Check every line below for the word "Average" and copy the ones that have it.

◆ Dataset entries:
..............................

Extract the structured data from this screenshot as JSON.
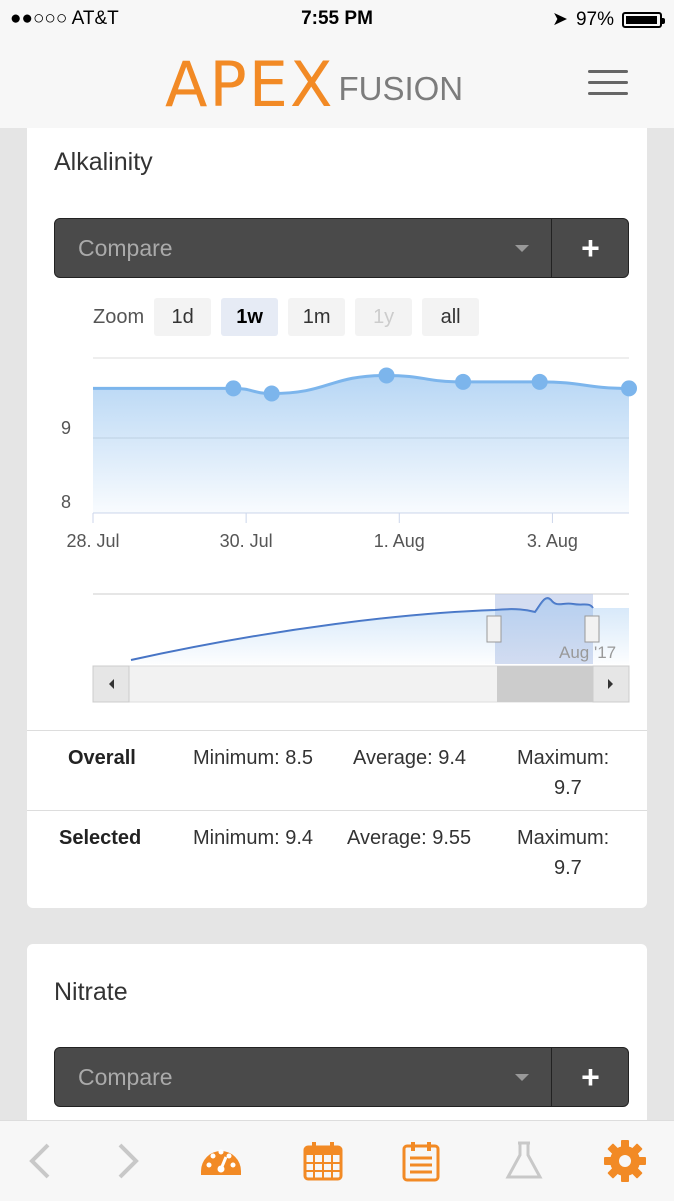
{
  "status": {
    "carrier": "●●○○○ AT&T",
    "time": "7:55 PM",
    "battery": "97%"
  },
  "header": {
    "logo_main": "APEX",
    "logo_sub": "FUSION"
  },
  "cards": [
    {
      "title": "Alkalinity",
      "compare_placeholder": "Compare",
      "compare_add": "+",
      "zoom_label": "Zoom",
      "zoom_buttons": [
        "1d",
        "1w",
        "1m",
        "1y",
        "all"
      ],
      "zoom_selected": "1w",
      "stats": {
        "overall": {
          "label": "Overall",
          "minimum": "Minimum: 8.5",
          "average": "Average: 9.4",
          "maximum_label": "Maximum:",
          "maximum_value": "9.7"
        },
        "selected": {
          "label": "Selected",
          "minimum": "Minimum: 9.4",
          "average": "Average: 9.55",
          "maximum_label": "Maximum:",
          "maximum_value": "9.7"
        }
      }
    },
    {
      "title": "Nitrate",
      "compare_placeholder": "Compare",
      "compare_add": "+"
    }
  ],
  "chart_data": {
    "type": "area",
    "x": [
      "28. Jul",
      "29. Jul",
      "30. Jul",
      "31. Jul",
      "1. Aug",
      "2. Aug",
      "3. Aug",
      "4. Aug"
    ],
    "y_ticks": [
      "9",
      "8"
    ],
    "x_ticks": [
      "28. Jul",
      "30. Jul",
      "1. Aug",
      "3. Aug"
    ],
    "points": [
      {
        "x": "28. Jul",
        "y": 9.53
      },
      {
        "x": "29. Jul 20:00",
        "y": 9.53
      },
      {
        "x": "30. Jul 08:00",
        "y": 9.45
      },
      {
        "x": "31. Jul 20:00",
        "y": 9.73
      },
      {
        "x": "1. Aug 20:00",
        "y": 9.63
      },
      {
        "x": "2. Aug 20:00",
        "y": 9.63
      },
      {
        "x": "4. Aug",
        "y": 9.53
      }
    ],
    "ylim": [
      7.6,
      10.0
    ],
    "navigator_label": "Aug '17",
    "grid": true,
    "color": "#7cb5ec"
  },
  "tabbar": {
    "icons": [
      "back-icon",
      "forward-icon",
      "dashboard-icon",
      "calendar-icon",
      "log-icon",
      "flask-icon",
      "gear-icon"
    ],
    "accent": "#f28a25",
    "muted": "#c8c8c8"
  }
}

..............................

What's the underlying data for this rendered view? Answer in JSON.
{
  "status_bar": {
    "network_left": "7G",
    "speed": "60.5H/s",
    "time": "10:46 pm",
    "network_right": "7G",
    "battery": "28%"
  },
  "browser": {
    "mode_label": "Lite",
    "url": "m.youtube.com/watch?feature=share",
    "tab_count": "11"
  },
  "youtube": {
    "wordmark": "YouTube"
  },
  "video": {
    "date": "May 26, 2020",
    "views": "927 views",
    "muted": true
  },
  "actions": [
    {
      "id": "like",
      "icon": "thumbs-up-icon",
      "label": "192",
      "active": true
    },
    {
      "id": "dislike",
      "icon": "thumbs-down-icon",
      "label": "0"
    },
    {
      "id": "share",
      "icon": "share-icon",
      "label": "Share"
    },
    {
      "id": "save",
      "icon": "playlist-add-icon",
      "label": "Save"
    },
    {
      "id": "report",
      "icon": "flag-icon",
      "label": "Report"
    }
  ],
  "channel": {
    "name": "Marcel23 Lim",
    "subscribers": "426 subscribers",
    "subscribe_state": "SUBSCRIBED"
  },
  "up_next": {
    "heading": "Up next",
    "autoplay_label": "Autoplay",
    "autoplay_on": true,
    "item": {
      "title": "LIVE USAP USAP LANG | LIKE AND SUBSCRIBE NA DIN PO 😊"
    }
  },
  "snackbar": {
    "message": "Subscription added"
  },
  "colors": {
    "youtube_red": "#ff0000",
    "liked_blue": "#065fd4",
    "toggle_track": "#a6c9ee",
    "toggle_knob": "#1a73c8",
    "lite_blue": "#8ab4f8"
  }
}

..............................

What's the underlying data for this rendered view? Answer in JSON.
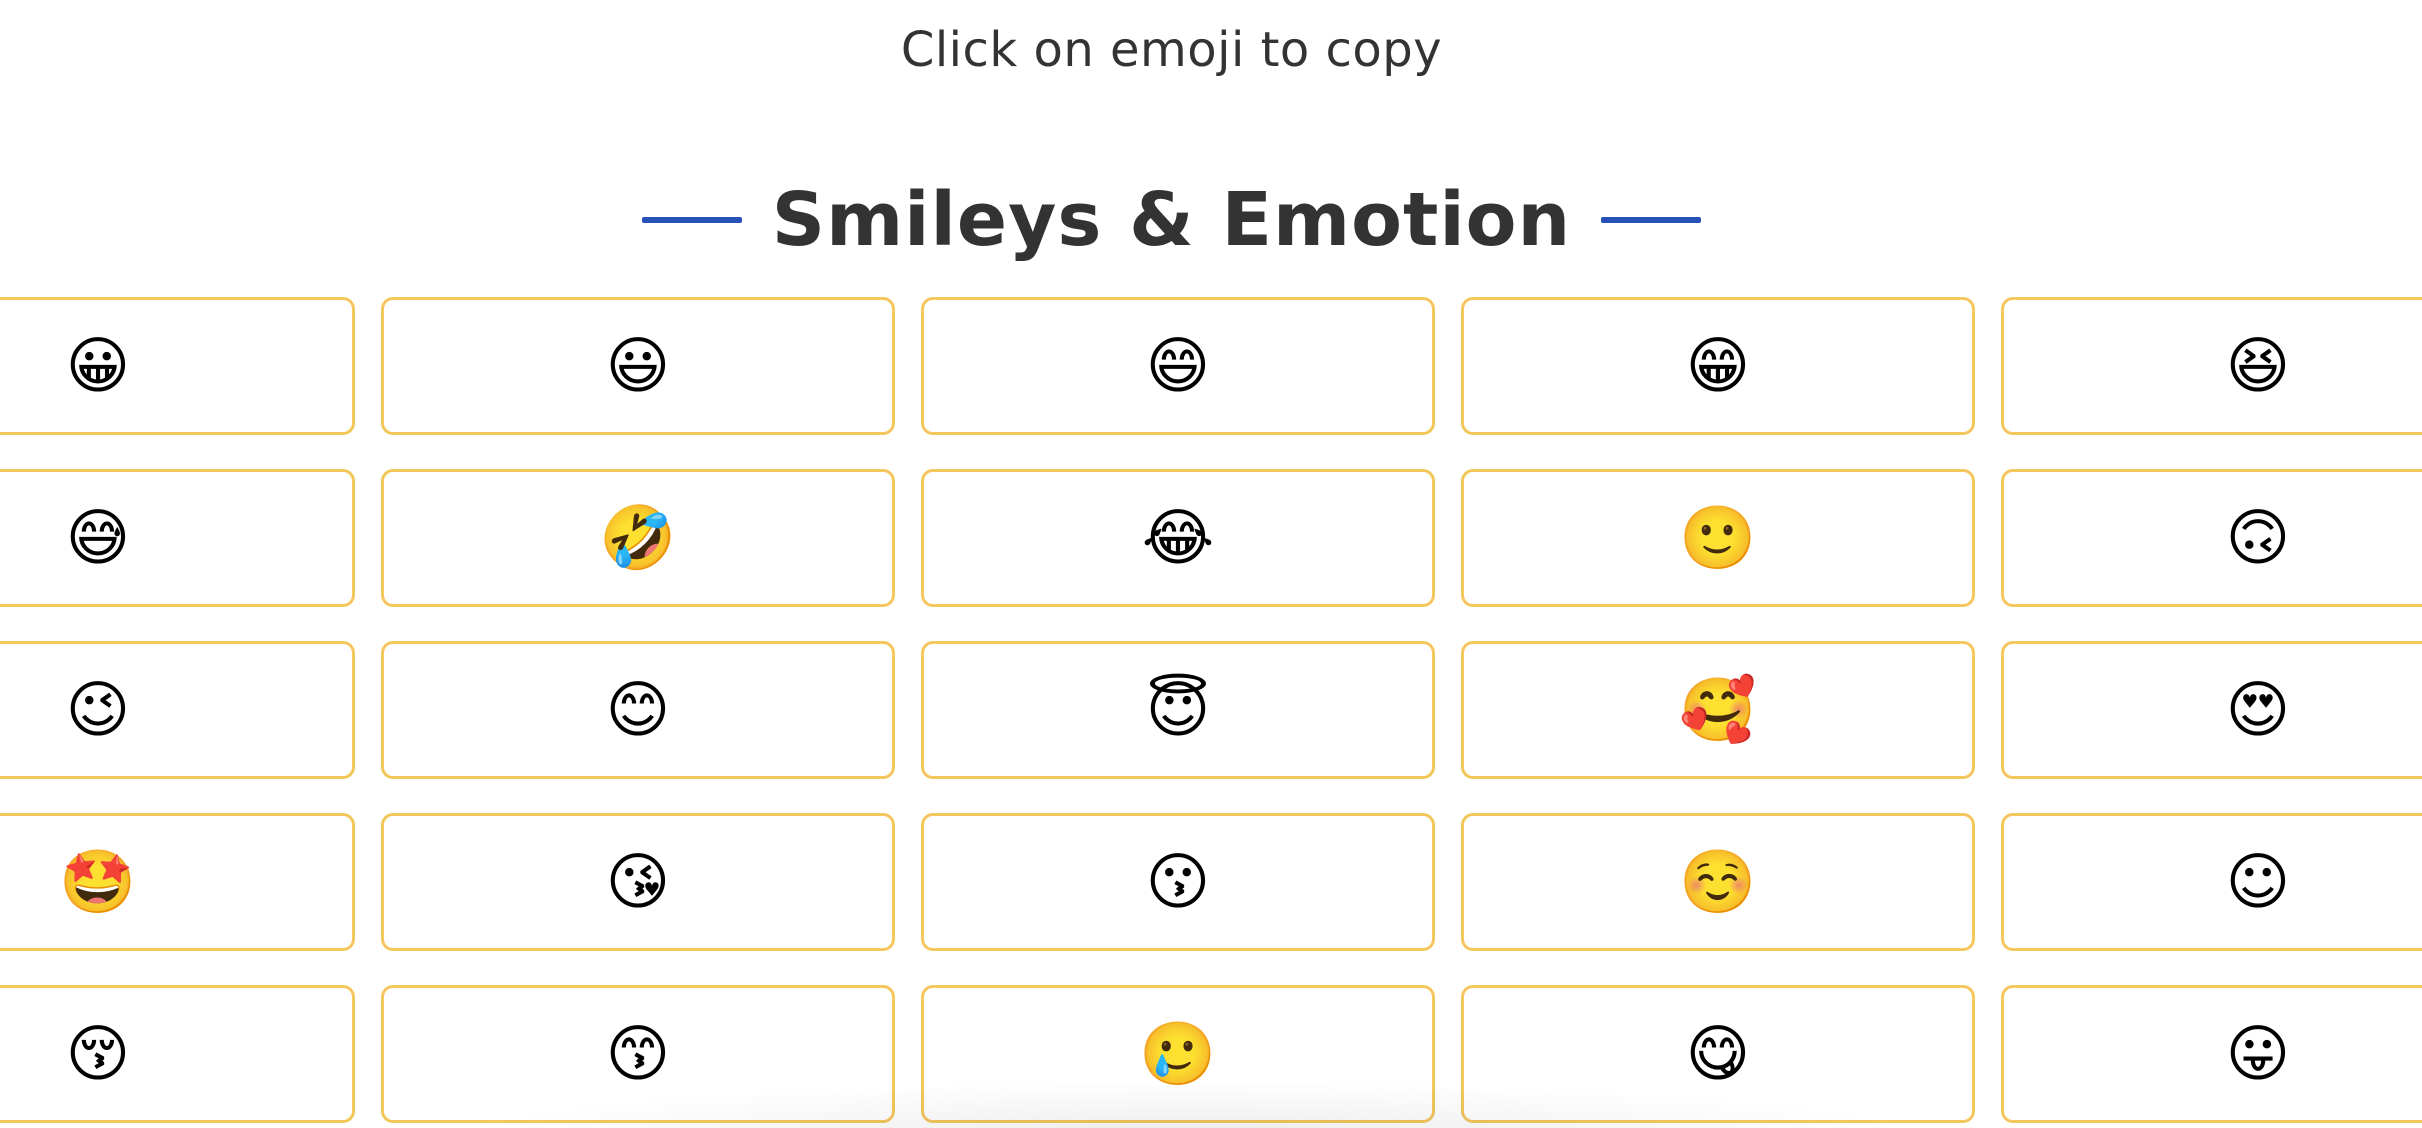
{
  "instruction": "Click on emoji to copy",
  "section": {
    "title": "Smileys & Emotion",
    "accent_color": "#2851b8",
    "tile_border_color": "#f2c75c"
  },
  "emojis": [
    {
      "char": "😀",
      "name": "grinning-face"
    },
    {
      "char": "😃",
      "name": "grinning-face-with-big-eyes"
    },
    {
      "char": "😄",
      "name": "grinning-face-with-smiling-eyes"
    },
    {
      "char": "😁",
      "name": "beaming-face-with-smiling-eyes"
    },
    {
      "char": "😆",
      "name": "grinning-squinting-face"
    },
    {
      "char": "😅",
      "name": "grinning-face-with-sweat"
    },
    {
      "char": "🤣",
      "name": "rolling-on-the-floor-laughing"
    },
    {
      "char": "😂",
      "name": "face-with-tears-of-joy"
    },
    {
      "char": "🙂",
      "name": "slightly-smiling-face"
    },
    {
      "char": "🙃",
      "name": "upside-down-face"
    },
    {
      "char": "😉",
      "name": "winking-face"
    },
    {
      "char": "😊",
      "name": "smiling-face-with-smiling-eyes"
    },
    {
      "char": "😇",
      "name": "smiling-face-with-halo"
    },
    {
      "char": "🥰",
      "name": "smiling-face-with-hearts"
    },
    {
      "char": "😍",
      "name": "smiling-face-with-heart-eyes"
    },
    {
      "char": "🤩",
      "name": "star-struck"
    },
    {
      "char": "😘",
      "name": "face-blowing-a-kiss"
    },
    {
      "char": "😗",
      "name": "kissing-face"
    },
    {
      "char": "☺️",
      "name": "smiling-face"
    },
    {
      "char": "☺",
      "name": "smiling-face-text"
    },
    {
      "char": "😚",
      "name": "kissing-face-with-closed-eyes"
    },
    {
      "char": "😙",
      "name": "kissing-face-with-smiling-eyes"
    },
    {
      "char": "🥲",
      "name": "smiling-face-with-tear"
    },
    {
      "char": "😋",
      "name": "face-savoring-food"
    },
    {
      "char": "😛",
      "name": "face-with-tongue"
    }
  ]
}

..............................

◆ Exercise result:
          "average": "Average: 9.4",
          "average": "Average: 9.55",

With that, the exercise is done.